(Dataset records)
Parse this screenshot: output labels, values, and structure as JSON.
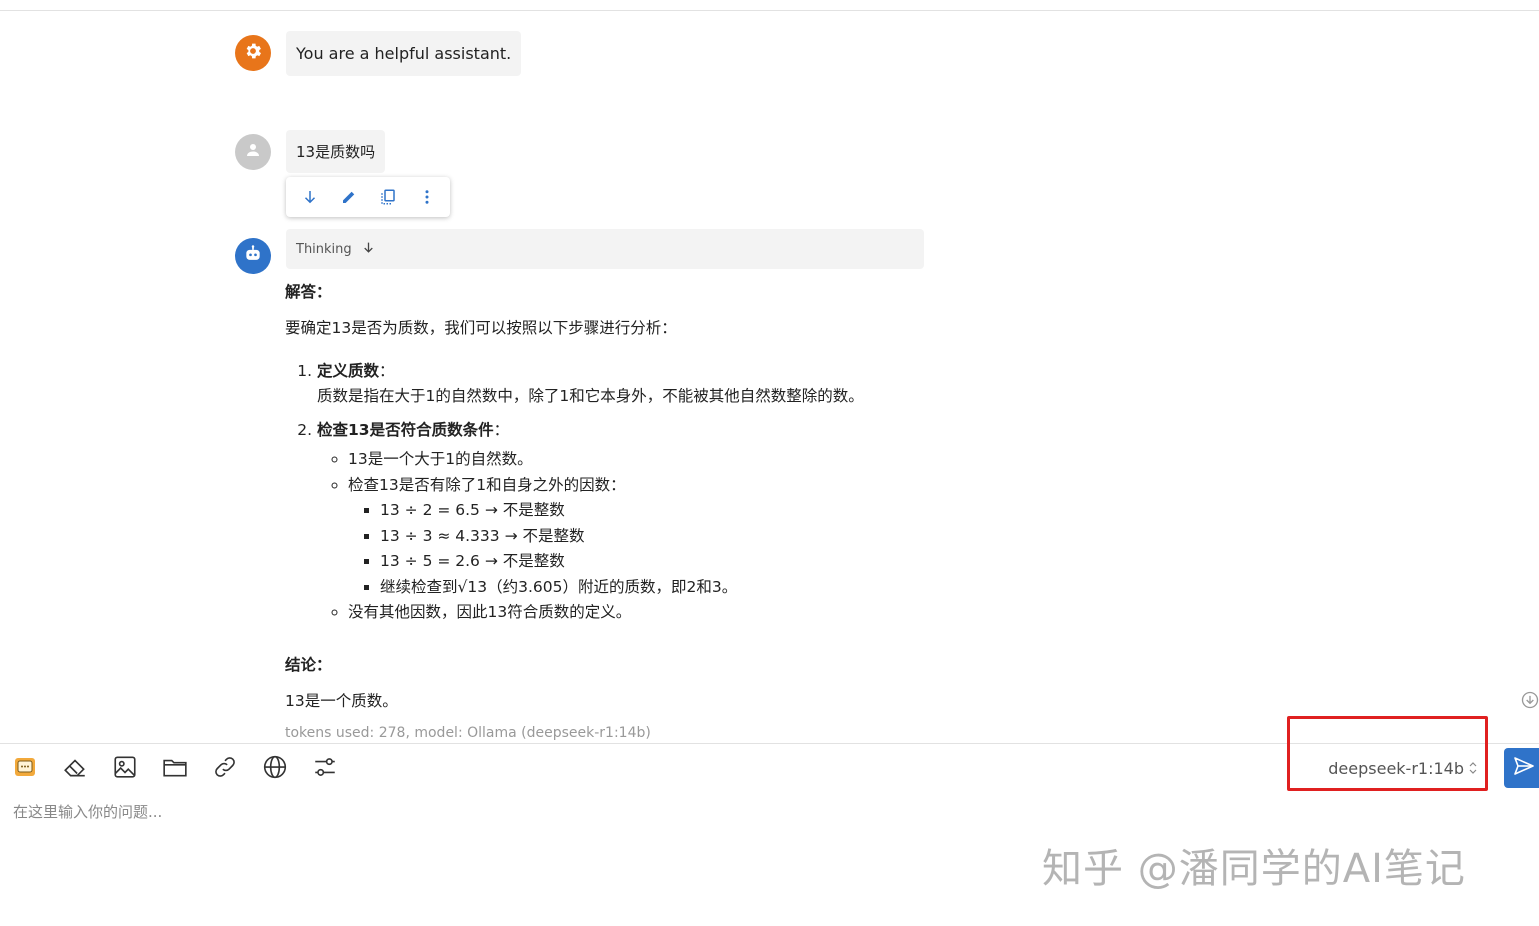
{
  "messages": {
    "system": {
      "avatar_icon": "gear-icon",
      "text": "You are a helpful assistant."
    },
    "user": {
      "avatar_icon": "person-icon",
      "text": "13是质数吗"
    },
    "assistant": {
      "avatar_icon": "robot-icon",
      "thinking_label": "Thinking",
      "answer": {
        "heading": "解答：",
        "intro": "要确定13是否为质数，我们可以按照以下步骤进行分析：",
        "steps": [
          {
            "title": "定义质数",
            "sep": "：",
            "body": "质数是指在大于1的自然数中，除了1和它本身外，不能被其他自然数整除的数。"
          },
          {
            "title": "检查13是否符合质数条件",
            "sep": "："
          }
        ],
        "checks": {
          "item1": "13是一个大于1的自然数。",
          "item2": "检查13是否有除了1和自身之外的因数：",
          "divisions": [
            "13 ÷ 2 = 6.5 → 不是整数",
            "13 ÷ 3 ≈ 4.333 → 不是整数",
            "13 ÷ 5 = 2.6 → 不是整数",
            "继续检查到√13（约3.605）附近的质数，即2和3。"
          ],
          "item3": "没有其他因数，因此13符合质数的定义。"
        },
        "conclusion_heading": "结论：",
        "conclusion": "13是一个质数。"
      },
      "meta": "tokens used: 278, model: Ollama (deepseek-r1:14b)"
    }
  },
  "message_toolbar": [
    "arrow-down-icon",
    "edit-icon",
    "copy-icon",
    "more-vertical-icon"
  ],
  "input_toolbar": [
    "chat-icon",
    "eraser-icon",
    "image-icon",
    "folder-icon",
    "link-icon",
    "globe-icon",
    "settings-sliders-icon"
  ],
  "model_selector": {
    "value": "deepseek-r1:14b"
  },
  "input": {
    "placeholder": "在这里输入你的问题..."
  },
  "watermark": "知乎 @潘同学的AI笔记",
  "colors": {
    "accent": "#2f73c9",
    "system_avatar": "#e8751a",
    "highlight": "#e02020"
  }
}
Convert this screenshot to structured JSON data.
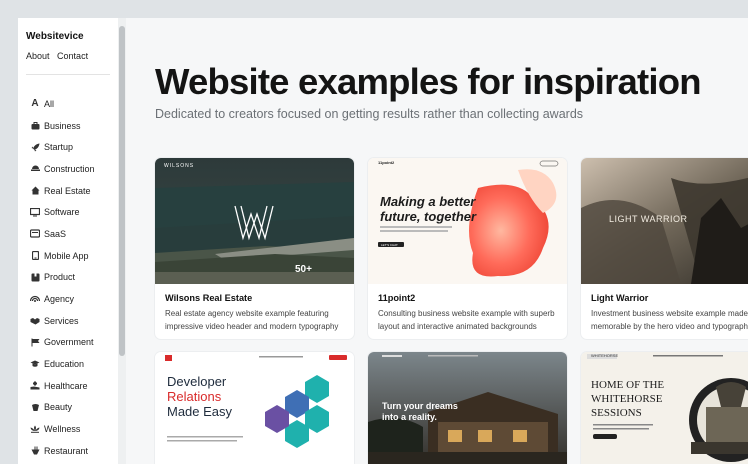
{
  "sidebar": {
    "brand": "Websitevice",
    "links": [
      "About",
      "Contact"
    ],
    "items": [
      {
        "label": "All",
        "icon": "font-icon"
      },
      {
        "label": "Business",
        "icon": "briefcase-icon"
      },
      {
        "label": "Startup",
        "icon": "rocket-icon"
      },
      {
        "label": "Construction",
        "icon": "crane-icon"
      },
      {
        "label": "Real Estate",
        "icon": "house-icon"
      },
      {
        "label": "Software",
        "icon": "monitor-icon"
      },
      {
        "label": "SaaS",
        "icon": "cloud-icon"
      },
      {
        "label": "Mobile App",
        "icon": "phone-icon"
      },
      {
        "label": "Product",
        "icon": "box-icon"
      },
      {
        "label": "Agency",
        "icon": "megaphone-icon"
      },
      {
        "label": "Services",
        "icon": "handshake-icon"
      },
      {
        "label": "Government",
        "icon": "flag-icon"
      },
      {
        "label": "Education",
        "icon": "graduation-cap-icon"
      },
      {
        "label": "Healthcare",
        "icon": "medical-hand-icon"
      },
      {
        "label": "Beauty",
        "icon": "spa-icon"
      },
      {
        "label": "Wellness",
        "icon": "lotus-icon"
      },
      {
        "label": "Restaurant",
        "icon": "utensils-icon"
      }
    ]
  },
  "main": {
    "title": "Website examples for inspiration",
    "subtitle": "Dedicated to creators focused on getting results rather than collecting awards"
  },
  "cards": [
    {
      "title": "Wilsons Real Estate",
      "desc": "Real estate agency website example featuring impressive video header and modern typography",
      "thumb": {
        "brand": "WILSONS",
        "badge": "50+"
      }
    },
    {
      "title": "11point2",
      "desc": "Consulting business website example with superb layout and interactive animated backgrounds",
      "thumb": {
        "brand": "11point2",
        "headline": "Making a better future, together",
        "cta": "LET'S CHAT"
      }
    },
    {
      "title": "Light Warrior",
      "desc": "Investment business website example made memorable by the hero video and typography",
      "thumb": {
        "headline": "LIGHT WARRIOR"
      }
    }
  ],
  "cards_row2": [
    {
      "thumb": {
        "headline_lines": [
          "Developer",
          "Relations",
          "Made Easy"
        ]
      }
    },
    {
      "thumb": {
        "headline_lines": [
          "Turn your dreams",
          "into a reality."
        ]
      }
    },
    {
      "thumb": {
        "brand": "WHITEHORSE",
        "headline_lines": [
          "HOME OF THE",
          "WHITEHORSE",
          "SESSIONS"
        ]
      }
    }
  ]
}
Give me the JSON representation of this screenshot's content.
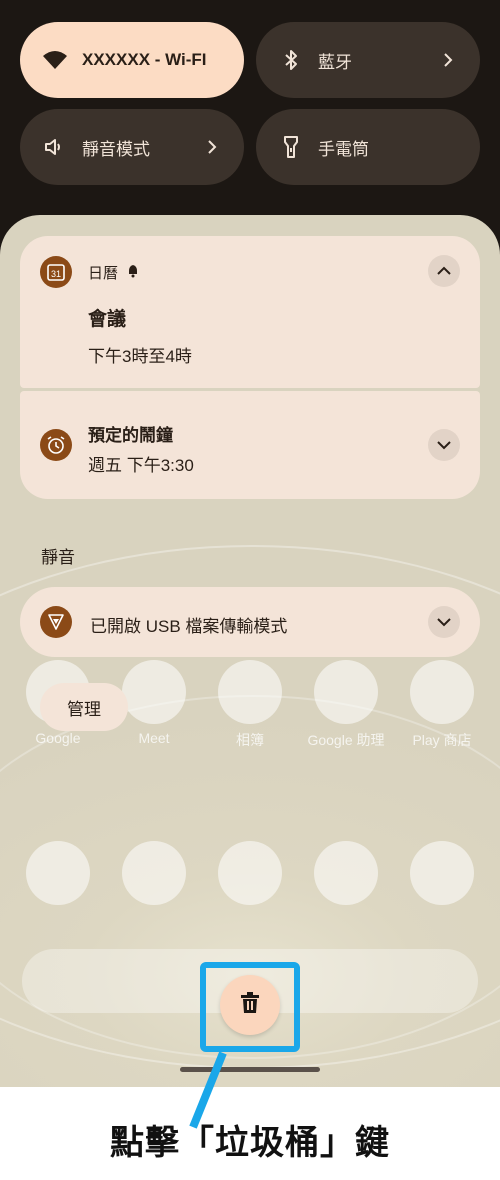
{
  "quick_settings": {
    "wifi": {
      "label": "XXXXXX - Wi-FI",
      "icon": "wifi-icon"
    },
    "bluetooth": {
      "label": "藍牙",
      "icon": "bluetooth-icon"
    },
    "silent": {
      "label": "靜音模式",
      "icon": "speaker-icon"
    },
    "flashlight": {
      "label": "手電筒",
      "icon": "flashlight-icon"
    }
  },
  "notifications": {
    "calendar": {
      "app": "日曆",
      "calendar_day": "31",
      "title": "會議",
      "time": "下午3時至4時"
    },
    "alarm": {
      "title": "預定的鬧鐘",
      "time": "週五 下午3:30"
    },
    "silent_section_label": "靜音",
    "usb": {
      "title": "已開啟 USB 檔案傳輸模式"
    }
  },
  "manage_button": {
    "label": "管理"
  },
  "home_apps": {
    "google": "Google",
    "meet": "Meet",
    "photos": "相簿",
    "assistant": "Google 助理",
    "play": "Play 商店"
  },
  "trash_button": {
    "icon": "trash-icon"
  },
  "caption": "點擊「垃圾桶」鍵",
  "colors": {
    "accent_highlight": "#1aa7e9",
    "app_icon": "#8b4a17",
    "wifi_tile": "#fcdcc4",
    "card": "#f4e4d8"
  }
}
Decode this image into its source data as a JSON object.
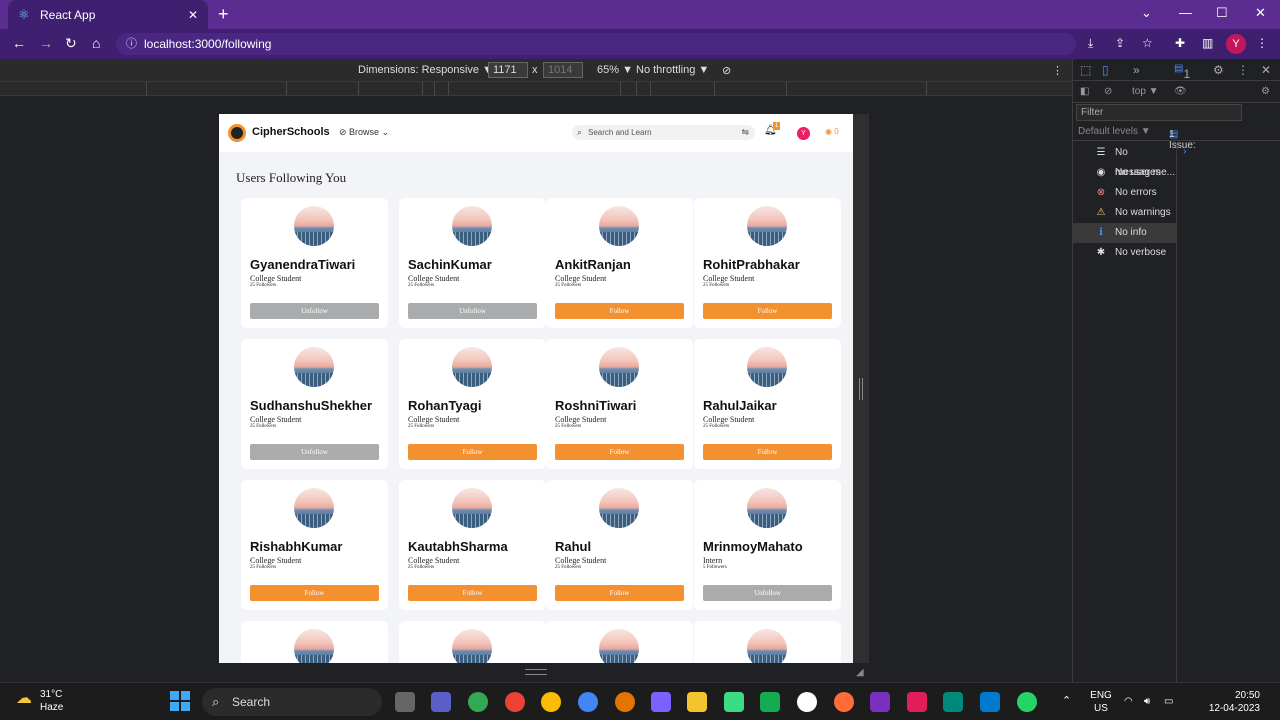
{
  "browser": {
    "tab_title": "React App",
    "url": "localhost:3000/following",
    "profile_initial": "Y"
  },
  "devtools_toolbar": {
    "dimensions": "Dimensions: Responsive ▼",
    "width": "1171",
    "x": "x",
    "height_placeholder": "1014",
    "zoom": "65% ▼",
    "throttling": "No throttling ▼"
  },
  "app": {
    "brand": "CipherSchools",
    "browse": "Browse",
    "search_placeholder": "Search and Learn",
    "notif_count": "1",
    "user_initial": "Y",
    "coins": "0",
    "page_title": "Users Following You"
  },
  "users": [
    {
      "name": "GyanendraTiwari",
      "role": "College Student",
      "followers": "25 Followers",
      "action": "Unfollow"
    },
    {
      "name": "SachinKumar",
      "role": "College Student",
      "followers": "25 Followers",
      "action": "Unfollow"
    },
    {
      "name": "AnkitRanjan",
      "role": "College Student",
      "followers": "25 Followers",
      "action": "Follow"
    },
    {
      "name": "RohitPrabhakar",
      "role": "College Student",
      "followers": "25 Followers",
      "action": "Follow"
    },
    {
      "name": "SudhanshuShekher",
      "role": "College Student",
      "followers": "25 Followers",
      "action": "Unfollow"
    },
    {
      "name": "RohanTyagi",
      "role": "College Student",
      "followers": "25 Followers",
      "action": "Follow"
    },
    {
      "name": "RoshniTiwari",
      "role": "College Student",
      "followers": "25 Followers",
      "action": "Follow"
    },
    {
      "name": "RahulJaikar",
      "role": "College Student",
      "followers": "25 Followers",
      "action": "Follow"
    },
    {
      "name": "RishabhKumar",
      "role": "College Student",
      "followers": "25 Followers",
      "action": "Follow"
    },
    {
      "name": "KautabhSharma",
      "role": "College Student",
      "followers": "25 Followers",
      "action": "Follow"
    },
    {
      "name": "Rahul",
      "role": "College Student",
      "followers": "25 Followers",
      "action": "Follow"
    },
    {
      "name": "MrinmoyMahato",
      "role": "Intern",
      "followers": "5 Followers",
      "action": "Unfollow"
    }
  ],
  "console": {
    "context": "top ▼",
    "filter_placeholder": "Filter",
    "default_levels": "Default levels ▼",
    "issues": "1 Issue: ",
    "issues_count": "1",
    "messages_badge": "1",
    "levels": [
      {
        "label": "No messages",
        "icon": "list-icon"
      },
      {
        "label": "No user me...",
        "icon": "user-icon"
      },
      {
        "label": "No errors",
        "icon": "error-icon"
      },
      {
        "label": "No warnings",
        "icon": "warning-icon"
      },
      {
        "label": "No info",
        "icon": "info-icon"
      },
      {
        "label": "No verbose",
        "icon": "bug-icon"
      }
    ]
  },
  "taskbar": {
    "temp": "31°C",
    "weather": "Haze",
    "search": "Search",
    "lang": "ENG",
    "region": "US",
    "time": "20:50",
    "date": "12-04-2023"
  },
  "colors": {
    "follow": "#f3902f",
    "unfollow": "#a9abad",
    "accent": "#5c2d91"
  }
}
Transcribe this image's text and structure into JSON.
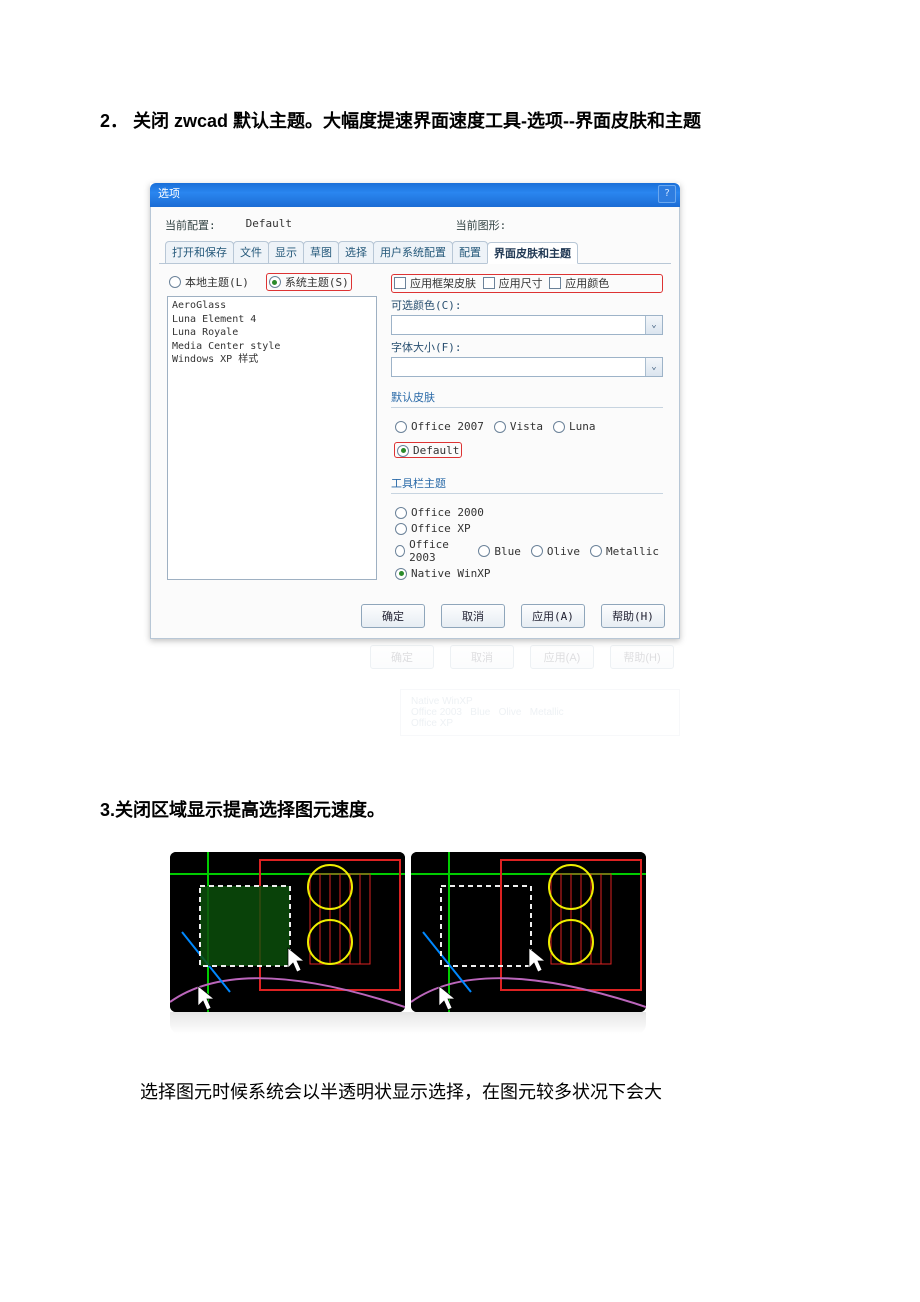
{
  "doc": {
    "section2_prefix": "2．",
    "section2_text": "关闭 zwcad 默认主题。大幅度提速界面速度工具-选项--界面皮肤和主题",
    "section3_prefix": "3.",
    "section3_text": "关闭区域显示提高选择图元速度。",
    "paragraph": "选择图元时候系统会以半透明状显示选择，在图元较多状况下会大"
  },
  "dialog": {
    "title": "选项",
    "help_glyph": "?",
    "profile_label": "当前配置:",
    "profile_value": "Default",
    "drawing_label": "当前图形:",
    "drawing_value": "",
    "tabs": [
      "打开和保存",
      "文件",
      "显示",
      "草图",
      "选择",
      "用户系统配置",
      "配置",
      "界面皮肤和主题"
    ],
    "active_tab_index": 7,
    "theme_mode": {
      "local": "本地主题(L)",
      "system": "系统主题(S)",
      "selected": "system"
    },
    "theme_list": [
      "AeroGlass",
      "Luna Element 4",
      "Luna Royale",
      "Media Center style",
      "Windows XP 样式"
    ],
    "apply_checks": {
      "frame": "应用框架皮肤",
      "size": "应用尺寸",
      "color": "应用颜色"
    },
    "color_label": "可选颜色(C):",
    "font_label": "字体大小(F):",
    "default_skin_group": "默认皮肤",
    "default_skin_options": [
      "Office 2007",
      "Vista",
      "Luna",
      "Default"
    ],
    "default_skin_selected": 3,
    "toolbar_group": "工具栏主题",
    "toolbar_options_col": [
      "Office 2000",
      "Office XP",
      "Office 2003",
      "Native WinXP"
    ],
    "toolbar_selected_col_index": 3,
    "office2003_variants": [
      "Blue",
      "Olive",
      "Metallic"
    ],
    "buttons": {
      "ok": "确定",
      "cancel": "取消",
      "apply": "应用(A)",
      "help": "帮助(H)"
    },
    "combo_arrow": "⌄"
  }
}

Required work:
Collect the lines of the data that carry the word "typography".

The reply:
      "desc": "Real estate agency website example featuring impressive video header and modern typography",
      "desc": "Investment business website example made memorable by the hero video and typography",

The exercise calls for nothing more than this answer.